[Dataset records]
────────────────

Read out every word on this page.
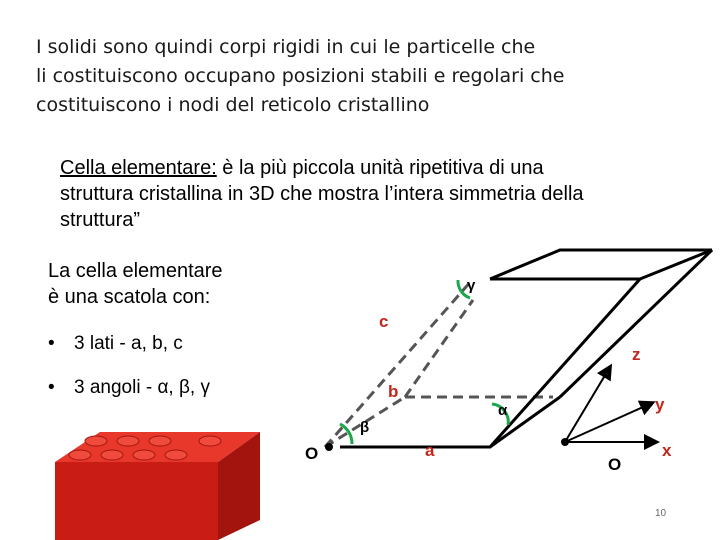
I solidi sono quindi corpi rigidi in cui le particelle che
li costituiscono occupano posizioni stabili e regolari che
costituiscono i nodi del reticolo cristallino
Cella elementare: è la più piccola unità ripetitiva di una
struttura cristallina in 3D che mostra l’intera simmetria della
struttura”
La cella elementare
è una scatola con:
• 3 lati - a, b, c
• 3 angoli - α, β, γ
γ
c
b
β
α
a
O
z
y
x
O
10
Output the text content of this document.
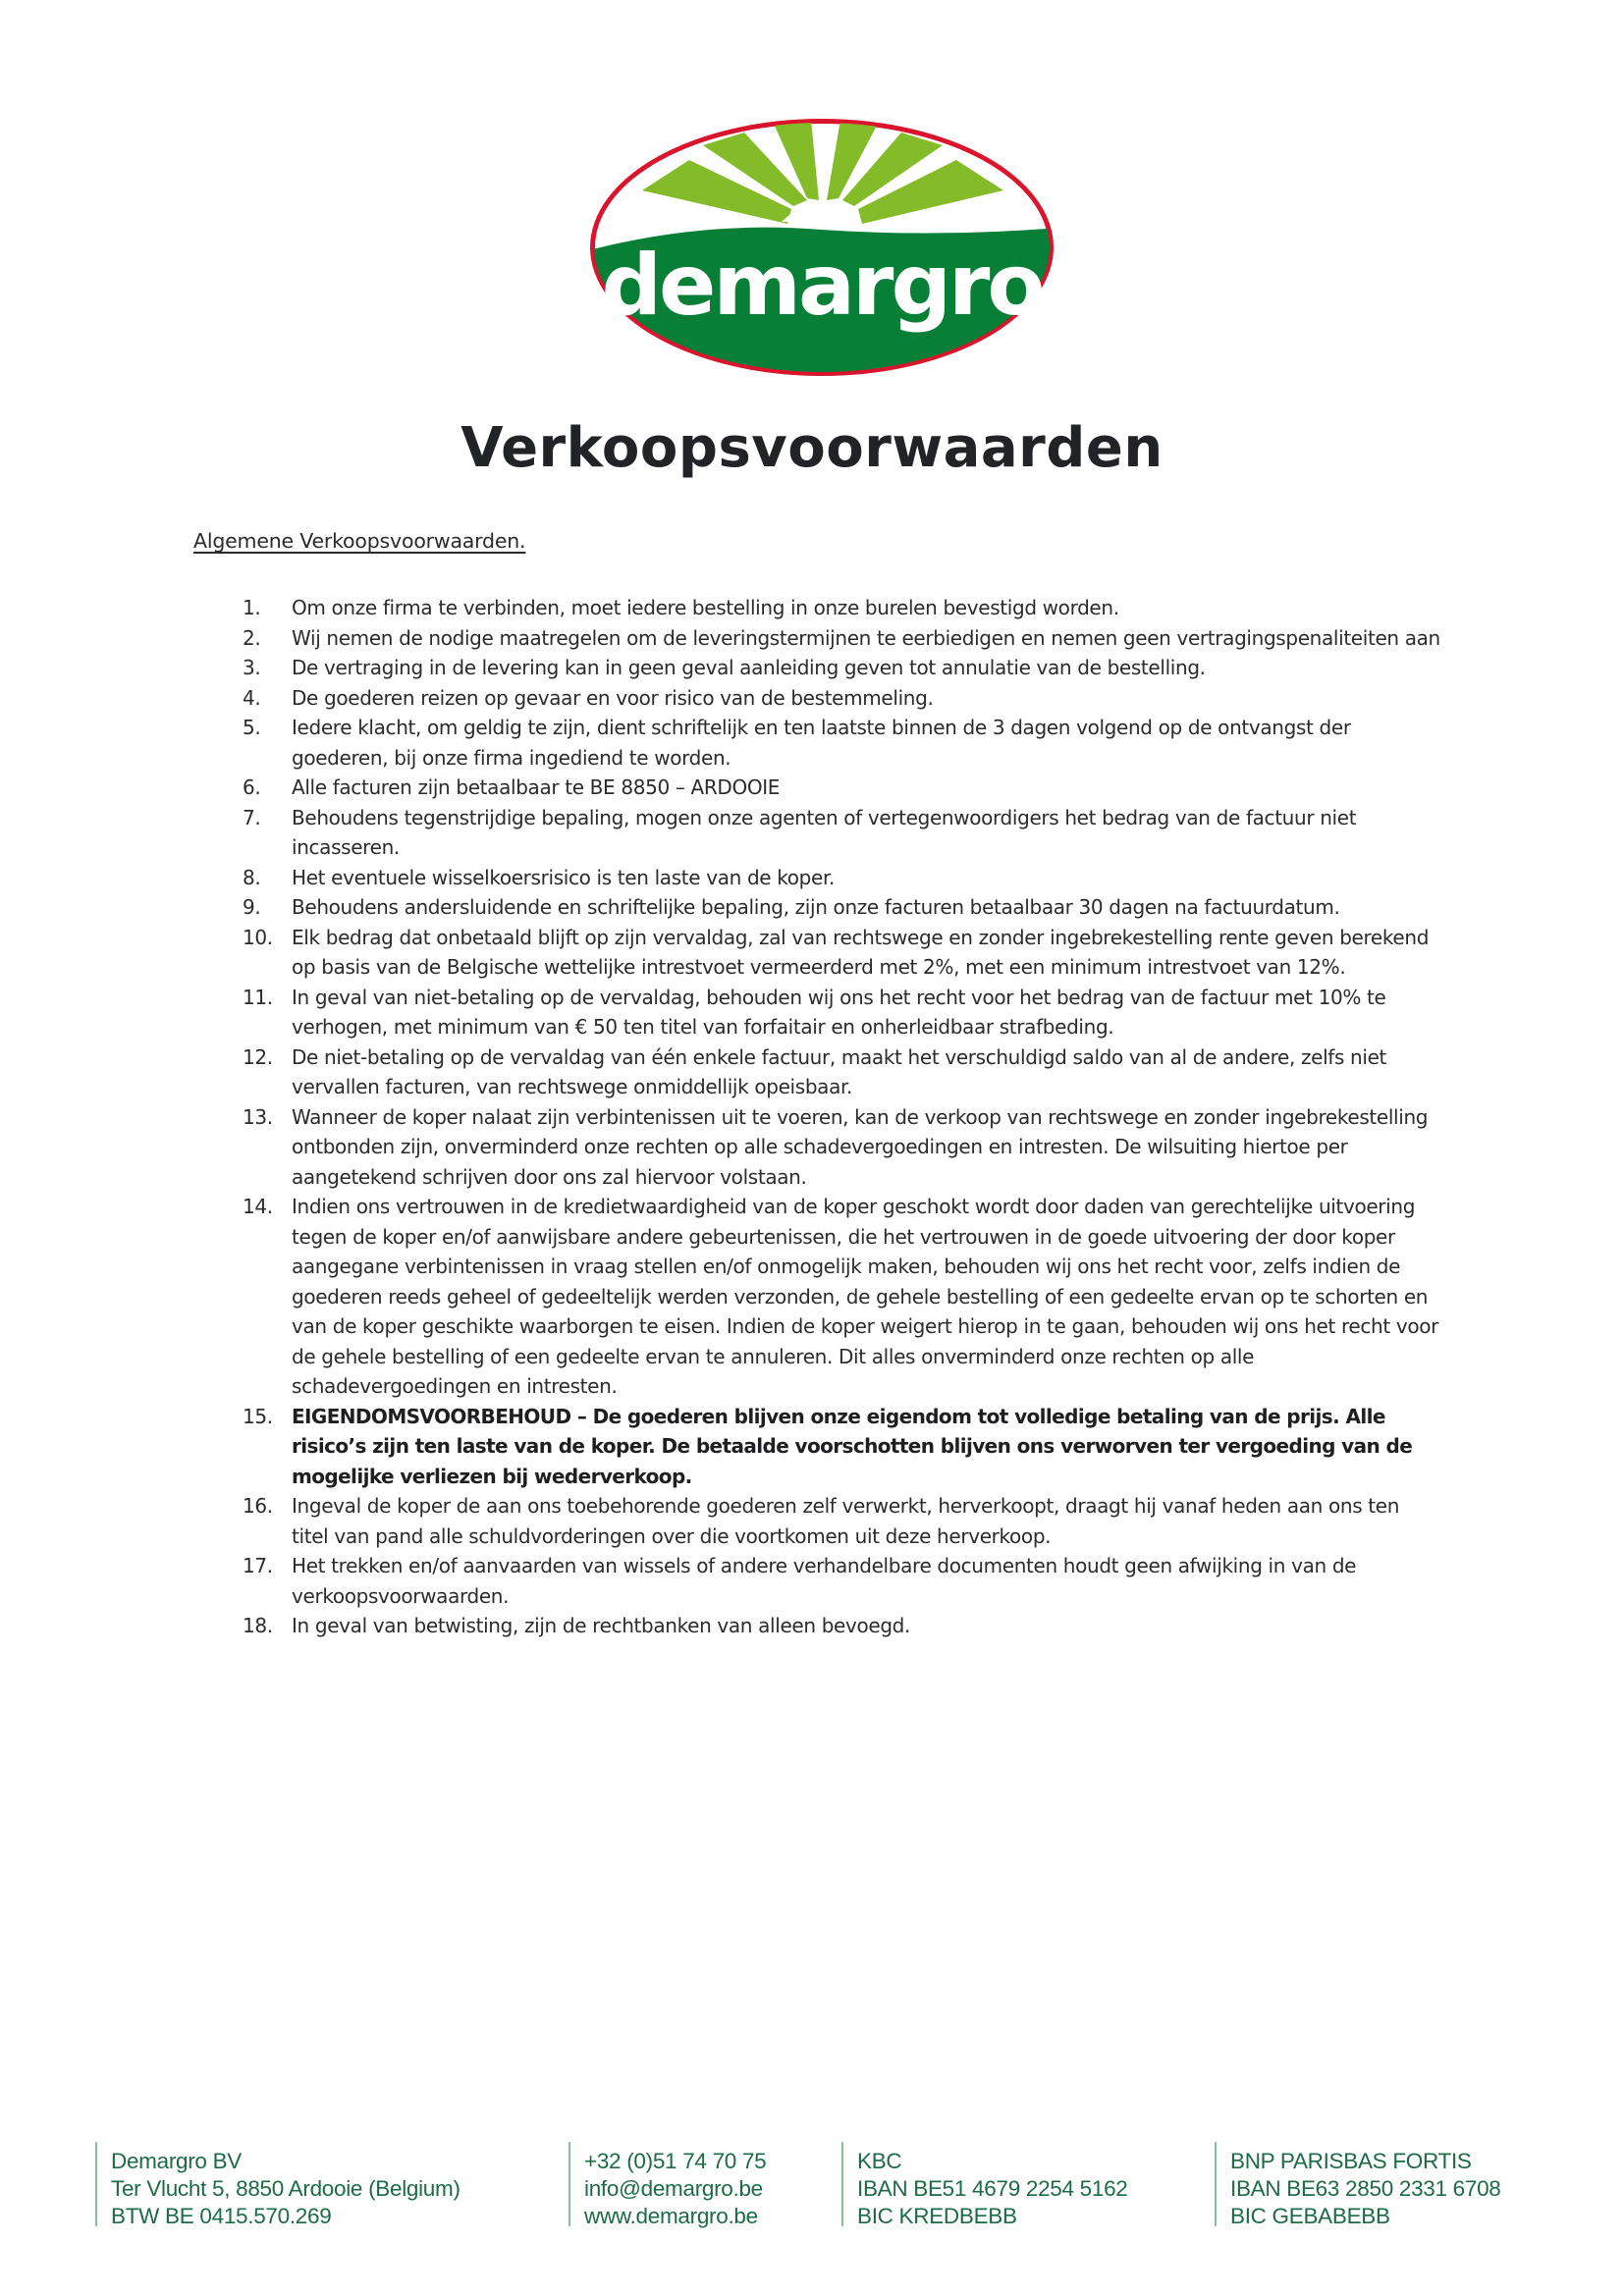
demargro
Verkoopsvoorwaarden
Algemene Verkoopsvoorwaarden.
1. Om onze firma te verbinden, moet iedere bestelling in onze burelen bevestigd worden.
2. Wij nemen de nodige maatregelen om de leveringstermijnen te eerbiedigen en nemen geen vertragingspenaliteiten aan
3. De vertraging in de levering kan in geen geval aanleiding geven tot annulatie van de bestelling.
4. De goederen reizen op gevaar en voor risico van de bestemmeling.
5. Iedere klacht, om geldig te zijn, dient schriftelijk en ten laatste binnen de 3 dagen volgend op de ontvangst der goederen, bij onze firma ingediend te worden.
6. Alle facturen zijn betaalbaar te BE 8850 – ARDOOIE
7. Behoudens tegenstrijdige bepaling, mogen onze agenten of vertegenwoordigers het bedrag van de factuur niet incasseren.
8. Het eventuele wisselkoersrisico is ten laste van de koper.
9. Behoudens andersluidende en schriftelijke bepaling, zijn onze facturen betaalbaar 30 dagen na factuurdatum.
10. Elk bedrag dat onbetaald blijft op zijn vervaldag, zal van rechtswege en zonder ingebrekestelling rente geven berekend op basis van de Belgische wettelijke intrestvoet vermeerderd met 2%, met een minimum intrestvoet van 12%.
11. In geval van niet-betaling op de vervaldag, behouden wij ons het recht voor het bedrag van de factuur met 10% te verhogen, met minimum van € 50 ten titel van forfaitair en onherleidbaar strafbeding.
12. De niet-betaling op de vervaldag van één enkele factuur, maakt het verschuldigd saldo van al de andere, zelfs niet vervallen facturen, van rechtswege onmiddellijk opeisbaar.
13. Wanneer de koper nalaat zijn verbintenissen uit te voeren, kan de verkoop van rechtswege en zonder ingebrekestelling ontbonden zijn, onverminderd onze rechten op alle schadevergoedingen en intresten. De wilsuiting hiertoe per aangetekend schrijven door ons zal hiervoor volstaan.
14. Indien ons vertrouwen in de kredietwaardigheid van de koper geschokt wordt door daden van gerechtelijke uitvoering tegen de koper en/of aanwijsbare andere gebeurtenissen, die het vertrouwen in de goede uitvoering der door koper aangegane verbintenissen in vraag stellen en/of onmogelijk maken, behouden wij ons het recht voor, zelfs indien de goederen reeds geheel of gedeeltelijk werden verzonden, de gehele bestelling of een gedeelte ervan op te schorten en van de koper geschikte waarborgen te eisen. Indien de koper weigert hierop in te gaan, behouden wij ons het recht voor de gehele bestelling of een gedeelte ervan te annuleren. Dit alles onverminderd onze rechten op alle schadevergoedingen en intresten.
15. EIGENDOMSVOORBEHOUD – De goederen blijven onze eigendom tot volledige betaling van de prijs. Alle risico’s zijn ten laste van de koper. De betaalde voorschotten blijven ons verworven ter vergoeding van de mogelijke verliezen bij wederverkoop.
16. Ingeval de koper de aan ons toebehorende goederen zelf verwerkt, herverkoopt, draagt hij vanaf heden aan ons ten titel van pand alle schuldvorderingen over die voortkomen uit deze herverkoop.
17. Het trekken en/of aanvaarden van wissels of andere verhandelbare documenten houdt geen afwijking in van de verkoopsvoorwaarden.
18. In geval van betwisting, zijn de rechtbanken van alleen bevoegd.
Demargro BV
Ter Vlucht 5, 8850 Ardooie (Belgium)
BTW BE 0415.570.269
+32 (0)51 74 70 75
info@demargro.be
www.demargro.be
KBC
IBAN BE51 4679 2254 5162
BIC KREDBEBB
BNP PARISBAS FORTIS
IBAN BE63 2850 2331 6708
BIC GEBABEBB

────────────────

- What the exercise asks:
All of the records need repeating exactly, except for the pictures.

- Answer in full:
Read out every word on this page.
I solidi sono quindi corpi rigidi in cui le particelle che
li costituiscono occupano posizioni stabili e regolari che
costituiscono i nodi del reticolo cristallino
Cella elementare: è la più piccola unità ripetitiva di una
struttura cristallina in 3D che mostra l’intera simmetria della
struttura”
La cella elementare
è una scatola con:
• 3 lati - a, b, c
• 3 angoli - α, β, γ
γ
c
b
β
α
a
O
z
y
x
O
10
Output the text content of this document.
demargro
Verkoopsvoorwaarden
Algemene Verkoopsvoorwaarden.
1. Om onze firma te verbinden, moet iedere bestelling in onze burelen bevestigd worden.
2. Wij nemen de nodige maatregelen om de leveringstermijnen te eerbiedigen en nemen geen vertragingspenaliteiten aan
3. De vertraging in de levering kan in geen geval aanleiding geven tot annulatie van de bestelling.
4. De goederen reizen op gevaar en voor risico van de bestemmeling.
5. Iedere klacht, om geldig te zijn, dient schriftelijk en ten laatste binnen de 3 dagen volgend op de ontvangst der goederen, bij onze firma ingediend te worden.
6. Alle facturen zijn betaalbaar te BE 8850 – ARDOOIE
7. Behoudens tegenstrijdige bepaling, mogen onze agenten of vertegenwoordigers het bedrag van de factuur niet incasseren.
8. Het eventuele wisselkoersrisico is ten laste van de koper.
9. Behoudens andersluidende en schriftelijke bepaling, zijn onze facturen betaalbaar 30 dagen na factuurdatum.
10. Elk bedrag dat onbetaald blijft op zijn vervaldag, zal van rechtswege en zonder ingebrekestelling rente geven berekend op basis van de Belgische wettelijke intrestvoet vermeerderd met 2%, met een minimum intrestvoet van 12%.
11. In geval van niet-betaling op de vervaldag, behouden wij ons het recht voor het bedrag van de factuur met 10% te verhogen, met minimum van € 50 ten titel van forfaitair en onherleidbaar strafbeding.
12. De niet-betaling op de vervaldag van één enkele factuur, maakt het verschuldigd saldo van al de andere, zelfs niet vervallen facturen, van rechtswege onmiddellijk opeisbaar.
13. Wanneer de koper nalaat zijn verbintenissen uit te voeren, kan de verkoop van rechtswege en zonder ingebrekestelling ontbonden zijn, onverminderd onze rechten op alle schadevergoedingen en intresten. De wilsuiting hiertoe per aangetekend schrijven door ons zal hiervoor volstaan.
14. Indien ons vertrouwen in de kredietwaardigheid van de koper geschokt wordt door daden van gerechtelijke uitvoering tegen de koper en/of aanwijsbare andere gebeurtenissen, die het vertrouwen in de goede uitvoering der door koper aangegane verbintenissen in vraag stellen en/of onmogelijk maken, behouden wij ons het recht voor, zelfs indien de goederen reeds geheel of gedeeltelijk werden verzonden, de gehele bestelling of een gedeelte ervan op te schorten en van de koper geschikte waarborgen te eisen. Indien de koper weigert hierop in te gaan, behouden wij ons het recht voor de gehele bestelling of een gedeelte ervan te annuleren. Dit alles onverminderd onze rechten op alle schadevergoedingen en intresten.
15. EIGENDOMSVOORBEHOUD – De goederen blijven onze eigendom tot volledige betaling van de prijs. Alle risico’s zijn ten laste van de koper. De betaalde voorschotten blijven ons verworven ter vergoeding van de mogelijke verliezen bij wederverkoop.
16. Ingeval de koper de aan ons toebehorende goederen zelf verwerkt, herverkoopt, draagt hij vanaf heden aan ons ten titel van pand alle schuldvorderingen over die voortkomen uit deze herverkoop.
17. Het trekken en/of aanvaarden van wissels of andere verhandelbare documenten houdt geen afwijking in van de verkoopsvoorwaarden.
18. In geval van betwisting, zijn de rechtbanken van alleen bevoegd.
Demargro BV
Ter Vlucht 5, 8850 Ardooie (Belgium)
BTW BE 0415.570.269
+32 (0)51 74 70 75
info@demargro.be
www.demargro.be
KBC
IBAN BE51 4679 2254 5162
BIC KREDBEBB
BNP PARISBAS FORTIS
IBAN BE63 2850 2331 6708
BIC GEBABEBB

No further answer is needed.